* [Goal]:
Select all lines in the records that include "ffffff".

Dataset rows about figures
* start *

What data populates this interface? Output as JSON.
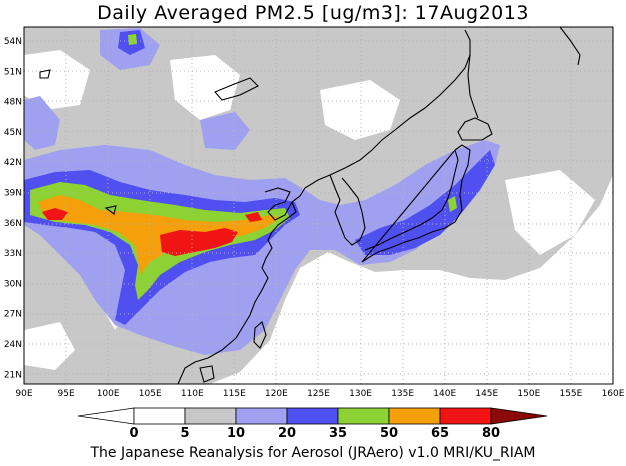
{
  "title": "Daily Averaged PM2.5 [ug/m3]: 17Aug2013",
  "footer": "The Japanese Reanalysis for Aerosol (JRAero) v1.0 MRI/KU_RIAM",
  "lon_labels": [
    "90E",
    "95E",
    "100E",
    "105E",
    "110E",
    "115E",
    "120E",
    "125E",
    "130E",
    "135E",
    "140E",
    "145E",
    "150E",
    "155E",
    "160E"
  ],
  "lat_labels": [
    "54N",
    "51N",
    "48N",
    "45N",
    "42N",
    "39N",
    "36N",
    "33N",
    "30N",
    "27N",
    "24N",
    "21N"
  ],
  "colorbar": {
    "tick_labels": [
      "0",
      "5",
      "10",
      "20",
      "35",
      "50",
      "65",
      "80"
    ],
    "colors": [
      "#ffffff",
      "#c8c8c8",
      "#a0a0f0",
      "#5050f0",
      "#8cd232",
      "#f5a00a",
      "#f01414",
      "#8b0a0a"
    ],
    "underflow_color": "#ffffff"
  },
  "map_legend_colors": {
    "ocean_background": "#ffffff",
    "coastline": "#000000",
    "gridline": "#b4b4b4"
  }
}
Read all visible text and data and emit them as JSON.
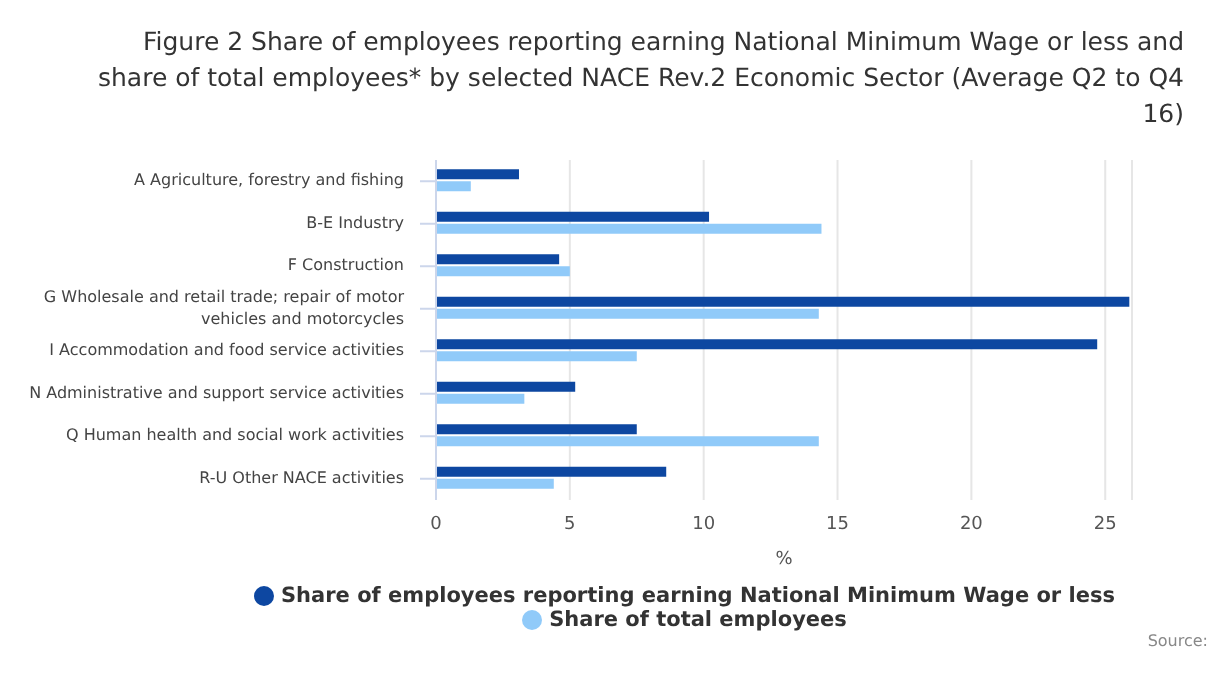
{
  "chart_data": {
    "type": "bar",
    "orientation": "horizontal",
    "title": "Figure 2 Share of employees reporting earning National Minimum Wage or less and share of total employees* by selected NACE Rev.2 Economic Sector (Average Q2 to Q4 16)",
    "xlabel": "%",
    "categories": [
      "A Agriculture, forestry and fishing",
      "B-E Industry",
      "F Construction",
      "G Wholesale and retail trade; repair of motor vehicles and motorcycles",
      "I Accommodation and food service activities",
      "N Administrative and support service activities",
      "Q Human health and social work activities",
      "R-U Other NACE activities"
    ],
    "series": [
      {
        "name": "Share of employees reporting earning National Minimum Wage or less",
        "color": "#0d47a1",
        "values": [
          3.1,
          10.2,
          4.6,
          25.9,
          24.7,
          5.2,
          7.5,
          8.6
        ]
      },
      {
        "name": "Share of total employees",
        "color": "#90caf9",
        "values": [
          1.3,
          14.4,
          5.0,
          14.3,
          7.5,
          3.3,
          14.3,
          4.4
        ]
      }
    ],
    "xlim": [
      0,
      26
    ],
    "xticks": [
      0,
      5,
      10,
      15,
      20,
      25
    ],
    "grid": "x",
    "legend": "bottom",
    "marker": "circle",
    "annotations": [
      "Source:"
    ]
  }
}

* end *

* [Reply]:
      "#ffffff",
    "underflow_color": "#ffffff"
    "ocean_background": "#ffffff",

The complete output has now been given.